## Exercise requirements
Find the lines that hold "Maintenance". Report only how many there are.

## Dataset extract

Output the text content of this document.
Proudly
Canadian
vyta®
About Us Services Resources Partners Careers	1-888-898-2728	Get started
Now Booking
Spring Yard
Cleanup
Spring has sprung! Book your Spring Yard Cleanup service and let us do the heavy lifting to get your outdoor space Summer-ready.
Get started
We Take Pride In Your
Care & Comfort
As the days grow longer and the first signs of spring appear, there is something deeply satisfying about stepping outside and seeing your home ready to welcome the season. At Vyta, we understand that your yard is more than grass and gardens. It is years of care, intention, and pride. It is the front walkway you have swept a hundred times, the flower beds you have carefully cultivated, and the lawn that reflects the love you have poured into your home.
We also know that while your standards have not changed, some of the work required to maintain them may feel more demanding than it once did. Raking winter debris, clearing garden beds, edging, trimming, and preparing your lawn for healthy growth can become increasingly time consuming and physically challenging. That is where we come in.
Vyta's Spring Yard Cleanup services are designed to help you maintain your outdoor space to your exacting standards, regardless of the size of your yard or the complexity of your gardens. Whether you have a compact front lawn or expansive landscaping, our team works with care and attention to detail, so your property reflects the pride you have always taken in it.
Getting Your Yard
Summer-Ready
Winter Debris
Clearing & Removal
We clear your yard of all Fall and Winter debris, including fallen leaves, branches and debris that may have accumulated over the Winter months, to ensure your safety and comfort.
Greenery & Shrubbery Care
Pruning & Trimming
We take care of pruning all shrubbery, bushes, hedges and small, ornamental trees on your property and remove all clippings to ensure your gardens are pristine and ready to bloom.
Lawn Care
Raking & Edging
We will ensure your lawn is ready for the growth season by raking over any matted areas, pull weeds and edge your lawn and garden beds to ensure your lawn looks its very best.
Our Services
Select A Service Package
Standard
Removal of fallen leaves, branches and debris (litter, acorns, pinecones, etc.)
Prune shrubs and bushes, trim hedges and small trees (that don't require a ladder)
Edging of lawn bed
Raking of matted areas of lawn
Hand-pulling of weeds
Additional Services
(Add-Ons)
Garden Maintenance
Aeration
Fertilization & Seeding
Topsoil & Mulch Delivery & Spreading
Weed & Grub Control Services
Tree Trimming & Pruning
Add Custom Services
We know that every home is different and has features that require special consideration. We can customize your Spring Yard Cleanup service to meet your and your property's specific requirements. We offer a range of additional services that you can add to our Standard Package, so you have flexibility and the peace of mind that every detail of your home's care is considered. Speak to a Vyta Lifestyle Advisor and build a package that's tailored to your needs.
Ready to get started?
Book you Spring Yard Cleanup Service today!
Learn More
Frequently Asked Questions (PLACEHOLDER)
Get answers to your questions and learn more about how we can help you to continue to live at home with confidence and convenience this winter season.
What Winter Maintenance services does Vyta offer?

## Solution for this problem
2